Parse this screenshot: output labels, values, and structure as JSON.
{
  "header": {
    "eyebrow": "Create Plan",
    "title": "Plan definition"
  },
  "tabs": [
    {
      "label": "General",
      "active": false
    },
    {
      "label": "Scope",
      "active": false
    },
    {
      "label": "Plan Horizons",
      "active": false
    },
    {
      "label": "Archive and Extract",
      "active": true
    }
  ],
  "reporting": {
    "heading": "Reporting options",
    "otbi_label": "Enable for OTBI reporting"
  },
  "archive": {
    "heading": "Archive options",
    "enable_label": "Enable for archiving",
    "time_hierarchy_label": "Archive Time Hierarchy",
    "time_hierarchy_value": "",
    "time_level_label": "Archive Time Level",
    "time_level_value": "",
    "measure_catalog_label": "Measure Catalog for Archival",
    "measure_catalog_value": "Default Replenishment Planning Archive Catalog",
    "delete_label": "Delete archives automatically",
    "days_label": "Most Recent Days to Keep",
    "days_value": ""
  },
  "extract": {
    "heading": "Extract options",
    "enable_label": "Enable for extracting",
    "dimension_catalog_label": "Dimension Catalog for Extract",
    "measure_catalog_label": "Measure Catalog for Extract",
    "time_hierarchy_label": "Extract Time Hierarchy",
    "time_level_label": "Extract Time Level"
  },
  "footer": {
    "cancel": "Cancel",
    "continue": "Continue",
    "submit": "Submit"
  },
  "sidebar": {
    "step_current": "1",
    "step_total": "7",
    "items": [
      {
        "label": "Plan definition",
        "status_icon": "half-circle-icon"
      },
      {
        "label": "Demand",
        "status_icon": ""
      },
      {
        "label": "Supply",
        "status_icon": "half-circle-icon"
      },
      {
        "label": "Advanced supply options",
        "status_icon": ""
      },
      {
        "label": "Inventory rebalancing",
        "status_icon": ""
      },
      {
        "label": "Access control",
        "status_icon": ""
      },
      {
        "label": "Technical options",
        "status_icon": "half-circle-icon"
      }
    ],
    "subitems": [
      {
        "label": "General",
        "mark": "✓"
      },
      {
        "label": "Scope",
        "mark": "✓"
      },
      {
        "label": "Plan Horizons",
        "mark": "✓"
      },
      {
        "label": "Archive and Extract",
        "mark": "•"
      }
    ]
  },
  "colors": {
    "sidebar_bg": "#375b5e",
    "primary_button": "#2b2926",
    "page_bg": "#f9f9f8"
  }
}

■ ■ ■

▸ **The exercise**
Provide an exact reproduction of all the entries shown above.

▸ **Task result**
Parse this screenshot: output labels, values, and structure as JSON.
{
  "header": {
    "eyebrow": "Create Plan",
    "title": "Plan definition"
  },
  "tabs": [
    {
      "label": "General",
      "active": false
    },
    {
      "label": "Scope",
      "active": false
    },
    {
      "label": "Plan Horizons",
      "active": false
    },
    {
      "label": "Archive and Extract",
      "active": true
    }
  ],
  "reporting": {
    "heading": "Reporting options",
    "otbi_label": "Enable for OTBI reporting"
  },
  "archive": {
    "heading": "Archive options",
    "enable_label": "Enable for archiving",
    "time_hierarchy_label": "Archive Time Hierarchy",
    "time_hierarchy_value": "",
    "time_level_label": "Archive Time Level",
    "time_level_value": "",
    "measure_catalog_label": "Measure Catalog for Archival",
    "measure_catalog_value": "Default Replenishment Planning Archive Catalog",
    "delete_label": "Delete archives automatically",
    "days_label": "Most Recent Days to Keep",
    "days_value": ""
  },
  "extract": {
    "heading": "Extract options",
    "enable_label": "Enable for extracting",
    "dimension_catalog_label": "Dimension Catalog for Extract",
    "measure_catalog_label": "Measure Catalog for Extract",
    "time_hierarchy_label": "Extract Time Hierarchy",
    "time_level_label": "Extract Time Level"
  },
  "footer": {
    "cancel": "Cancel",
    "continue": "Continue",
    "submit": "Submit"
  },
  "sidebar": {
    "step_current": "1",
    "step_total": "7",
    "items": [
      {
        "label": "Plan definition",
        "status_icon": "half-circle-icon"
      },
      {
        "label": "Demand",
        "status_icon": ""
      },
      {
        "label": "Supply",
        "status_icon": "half-circle-icon"
      },
      {
        "label": "Advanced supply options",
        "status_icon": ""
      },
      {
        "label": "Inventory rebalancing",
        "status_icon": ""
      },
      {
        "label": "Access control",
        "status_icon": ""
      },
      {
        "label": "Technical options",
        "status_icon": "half-circle-icon"
      }
    ],
    "subitems": [
      {
        "label": "General",
        "mark": "✓"
      },
      {
        "label": "Scope",
        "mark": "✓"
      },
      {
        "label": "Plan Horizons",
        "mark": "✓"
      },
      {
        "label": "Archive and Extract",
        "mark": "•"
      }
    ]
  },
  "colors": {
    "sidebar_bg": "#375b5e",
    "primary_button": "#2b2926",
    "page_bg": "#f9f9f8"
  }
}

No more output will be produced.